Records from a collection
◆ ◆ ◆ ◆ ◆

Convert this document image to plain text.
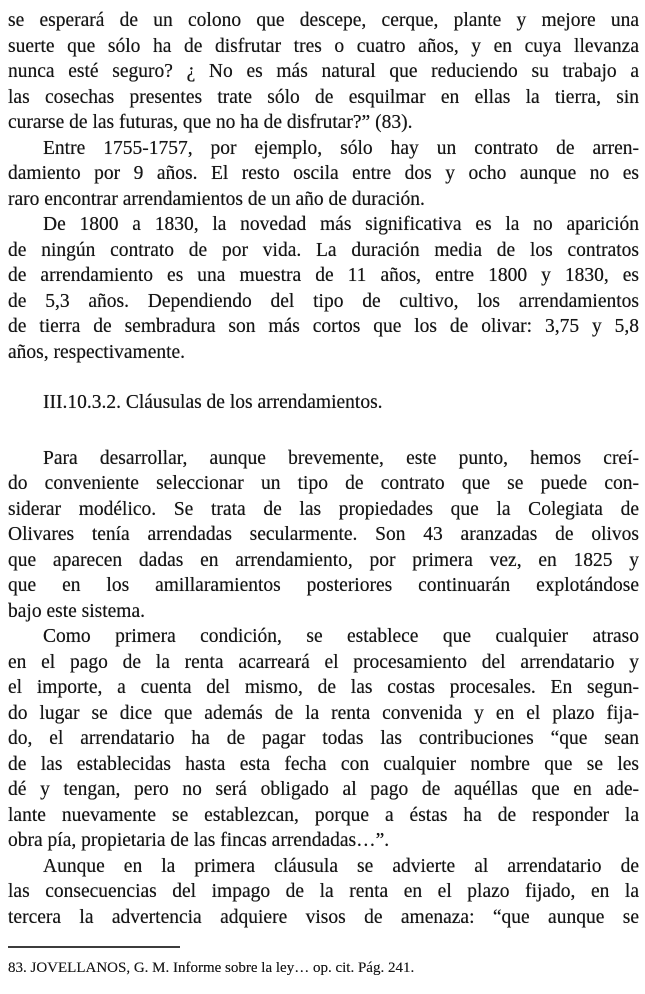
se esperará de un colono que descepe, cerque, plante y mejore una
suerte que sólo ha de disfrutar tres o cuatro años, y en cuya llevanza
nunca esté seguro? ¿ No es más natural que reduciendo su trabajo a
las cosechas presentes trate sólo de esquilmar en ellas la tierra, sin
curarse de las futuras, que no ha de disfrutar?” (83).

Entre 1755-1757, por ejemplo, sólo hay un contrato de arren-
damiento por 9 años. El resto oscila entre dos y ocho aunque no es
raro encontrar arrendamientos de un año de duración.

De 1800 a 1830, la novedad más significativa es la no aparición
de ningún contrato de por vida. La duración media de los contratos
de arrendamiento es una muestra de 11 años, entre 1800 y 1830, es
de 5,3 años. Dependiendo del tipo de cultivo, los arrendamientos
de tierra de sembradura son más cortos que los de olivar: 3,75 y 5,8
años, respectivamente.

III.10.3.2. Cláusulas de los arrendamientos.

Para desarrollar, aunque brevemente, este punto, hemos creí-
do conveniente seleccionar un tipo de contrato que se puede con-
siderar modélico. Se trata de las propiedades que la Colegiata de
Olivares tenía arrendadas secularmente. Son 43 aranzadas de olivos
que aparecen dadas en arrendamiento, por primera vez, en 1825 y
que en los amillaramientos posteriores continuarán explotándose
bajo este sistema.

Como primera condición, se establece que cualquier atraso
en el pago de la renta acarreará el procesamiento del arrendatario y
el importe, a cuenta del mismo, de las costas procesales. En segun-
do lugar se dice que además de la renta convenida y en el plazo fija-
do, el arrendatario ha de pagar todas las contribuciones “que sean
de las establecidas hasta esta fecha con cualquier nombre que se les
dé y tengan, pero no será obligado al pago de aquéllas que en ade-
lante nuevamente se establezcan, porque a éstas ha de responder la
obra pía, propietaria de las fincas arrendadas…”.

Aunque en la primera cláusula se advierte al arrendatario de
las consecuencias del impago de la renta en el plazo fijado, en la
tercera la advertencia adquiere visos de amenaza: “que aunque se

83. JOVELLANOS, G. M. Informe sobre la ley… op. cit. Pág. 241.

◆ ◆ ◆ ◆ ◆

## Work to do
Transcribe the whole listing, character for character, but not its images.

## Final result
Convert this document image to plain text.
se esperará de un colono que descepe, cerque, plante y mejore una
suerte que sólo ha de disfrutar tres o cuatro años, y en cuya llevanza
nunca esté seguro? ¿ No es más natural que reduciendo su trabajo a
las cosechas presentes trate sólo de esquilmar en ellas la tierra, sin
curarse de las futuras, que no ha de disfrutar?” (83).

Entre 1755-1757, por ejemplo, sólo hay un contrato de arren-
damiento por 9 años. El resto oscila entre dos y ocho aunque no es
raro encontrar arrendamientos de un año de duración.

De 1800 a 1830, la novedad más significativa es la no aparición
de ningún contrato de por vida. La duración media de los contratos
de arrendamiento es una muestra de 11 años, entre 1800 y 1830, es
de 5,3 años. Dependiendo del tipo de cultivo, los arrendamientos
de tierra de sembradura son más cortos que los de olivar: 3,75 y 5,8
años, respectivamente.

III.10.3.2. Cláusulas de los arrendamientos.

Para desarrollar, aunque brevemente, este punto, hemos creí-
do conveniente seleccionar un tipo de contrato que se puede con-
siderar modélico. Se trata de las propiedades que la Colegiata de
Olivares tenía arrendadas secularmente. Son 43 aranzadas de olivos
que aparecen dadas en arrendamiento, por primera vez, en 1825 y
que en los amillaramientos posteriores continuarán explotándose
bajo este sistema.

Como primera condición, se establece que cualquier atraso
en el pago de la renta acarreará el procesamiento del arrendatario y
el importe, a cuenta del mismo, de las costas procesales. En segun-
do lugar se dice que además de la renta convenida y en el plazo fija-
do, el arrendatario ha de pagar todas las contribuciones “que sean
de las establecidas hasta esta fecha con cualquier nombre que se les
dé y tengan, pero no será obligado al pago de aquéllas que en ade-
lante nuevamente se establezcan, porque a éstas ha de responder la
obra pía, propietaria de las fincas arrendadas…”.

Aunque en la primera cláusula se advierte al arrendatario de
las consecuencias del impago de la renta en el plazo fijado, en la
tercera la advertencia adquiere visos de amenaza: “que aunque se

83. JOVELLANOS, G. M. Informe sobre la ley… op. cit. Pág. 241.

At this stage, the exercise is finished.